Raw records:
============================================================

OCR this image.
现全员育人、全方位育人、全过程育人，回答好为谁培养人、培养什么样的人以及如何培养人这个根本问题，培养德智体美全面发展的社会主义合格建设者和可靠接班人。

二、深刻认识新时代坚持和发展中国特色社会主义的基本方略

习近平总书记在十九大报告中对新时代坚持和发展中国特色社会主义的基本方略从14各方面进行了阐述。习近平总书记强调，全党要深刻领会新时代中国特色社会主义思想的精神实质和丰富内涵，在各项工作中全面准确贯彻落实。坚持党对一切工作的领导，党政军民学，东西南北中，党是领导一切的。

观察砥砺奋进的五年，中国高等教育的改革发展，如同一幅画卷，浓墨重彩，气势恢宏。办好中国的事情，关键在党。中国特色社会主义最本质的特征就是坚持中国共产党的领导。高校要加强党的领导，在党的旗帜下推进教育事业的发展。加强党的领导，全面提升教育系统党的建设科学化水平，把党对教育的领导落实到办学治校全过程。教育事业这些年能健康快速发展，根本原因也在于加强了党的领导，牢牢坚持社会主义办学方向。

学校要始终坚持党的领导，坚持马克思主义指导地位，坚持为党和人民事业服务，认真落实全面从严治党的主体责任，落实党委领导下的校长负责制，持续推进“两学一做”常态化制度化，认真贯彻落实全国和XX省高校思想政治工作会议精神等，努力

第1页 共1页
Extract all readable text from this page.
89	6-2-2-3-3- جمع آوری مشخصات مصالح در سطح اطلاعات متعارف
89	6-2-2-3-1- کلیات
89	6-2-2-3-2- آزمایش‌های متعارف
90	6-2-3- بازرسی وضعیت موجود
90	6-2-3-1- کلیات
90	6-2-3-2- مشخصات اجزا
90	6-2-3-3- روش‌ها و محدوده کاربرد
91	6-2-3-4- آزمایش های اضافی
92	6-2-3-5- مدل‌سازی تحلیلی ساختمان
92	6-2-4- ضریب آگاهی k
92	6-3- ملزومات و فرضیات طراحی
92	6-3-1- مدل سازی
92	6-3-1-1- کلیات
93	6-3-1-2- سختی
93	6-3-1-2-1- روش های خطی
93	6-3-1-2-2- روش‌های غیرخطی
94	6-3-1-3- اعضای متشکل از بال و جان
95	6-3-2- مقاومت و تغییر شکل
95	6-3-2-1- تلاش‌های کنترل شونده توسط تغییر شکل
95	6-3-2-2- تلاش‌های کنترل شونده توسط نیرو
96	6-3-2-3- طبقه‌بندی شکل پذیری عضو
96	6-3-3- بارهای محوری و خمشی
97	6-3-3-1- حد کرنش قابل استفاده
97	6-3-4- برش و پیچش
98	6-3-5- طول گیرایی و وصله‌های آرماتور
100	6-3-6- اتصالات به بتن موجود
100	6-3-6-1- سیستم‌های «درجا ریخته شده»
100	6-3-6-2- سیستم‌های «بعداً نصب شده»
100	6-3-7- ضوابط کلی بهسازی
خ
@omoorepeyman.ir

============================================================

■ **TASK DETAILS**
How many lines in the records above hold the word "تغییر"? Give only the number.

■ **SOLUTION TO THE PROBLEM**
2